PROVIDED PASSAGE:
--*--

Ouvrage Plan Caval is a lesser work (petit ouvrage) of the Maginot Line's Alpine extension, the Alpine Line, also known as the Little Maginot Line. The ouvrage consists of two infantry blocks and one observation block facing Italy. The ouvrage is located on the heights of L'Authion, surrounded by older fortifications. Three additional blocks were planned to make it a gros ouvrage but were not built. Cost for the full ensemble was estimated at 23 million francs.

The ouvrage consists of three blocks facing Italy at an altitude of 1870 m. The ouvrage was manned by 287 soldiers in 1940, under the command of Captain Philipp. Plan-Caval was located to control the Maglia and Cayros valleys, as well as providing flanking cover the La Béole and Saint-Véran. An extensive set of underground barracks and magazines near the uncompleted entrances was never started, so that the ouvrage as constructed consists mostly of a single narrow gallery connecting the combat blocks.

== Description ==
- Block 1 (unbuilt entry block): planned to have one observation/machine gun cloche and one twin heavy machine gun embrasure.
- Block 2 (unbuilt artillery block): planned to have one 75mm/31cal gun embrasure.

--*--

RECORDED DATA:
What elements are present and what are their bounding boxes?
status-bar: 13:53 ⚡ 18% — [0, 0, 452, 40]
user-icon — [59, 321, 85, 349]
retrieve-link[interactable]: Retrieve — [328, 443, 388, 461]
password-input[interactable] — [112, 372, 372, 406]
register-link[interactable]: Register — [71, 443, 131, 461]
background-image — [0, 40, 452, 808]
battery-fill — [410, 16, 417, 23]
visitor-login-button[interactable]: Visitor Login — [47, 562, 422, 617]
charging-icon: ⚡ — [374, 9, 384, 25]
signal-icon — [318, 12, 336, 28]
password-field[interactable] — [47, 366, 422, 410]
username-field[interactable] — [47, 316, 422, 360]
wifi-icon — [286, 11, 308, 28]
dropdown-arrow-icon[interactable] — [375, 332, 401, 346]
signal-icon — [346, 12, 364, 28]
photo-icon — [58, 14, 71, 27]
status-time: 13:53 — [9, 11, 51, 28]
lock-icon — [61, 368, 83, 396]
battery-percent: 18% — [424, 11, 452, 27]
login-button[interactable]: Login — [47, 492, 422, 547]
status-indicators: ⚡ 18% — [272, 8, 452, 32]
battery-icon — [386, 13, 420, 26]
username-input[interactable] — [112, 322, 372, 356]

--*--

QUESTIONS:
1. Please reproduce the Plan Caval text between "The ouvrage consists of three" and "75mm/31cal gun embrasure.", inclusive, updating it so that "gallery" becomes "tunnel".
2. According to the Plan Caval text, how many soldiers manned the ouvrage in 1940?

COMPLETED EXERCISE:
1.
The ouvrage consists of three blocks facing Italy at an altitude of 1870 m. The ouvrage was manned by 287 soldiers in 1940, under the command of Captain Philipp. Plan-Caval was located to control the Maglia and Cayros valleys, as well as providing flanking cover the La Béole and Saint-Véran. An extensive set of underground barracks and magazines near the uncompleted entrances was never started, so that the ouvrage as constructed consists mostly of a single narrow tunnel connecting the combat blocks.

== Description ==
- Block 1 (unbuilt entry block): planned to have one observation/machine gun cloche and one twin heavy machine gun embrasure.
- Block 2 (unbuilt artillery block): planned to have one 75mm/31cal gun embrasure.

2. 287 soldiers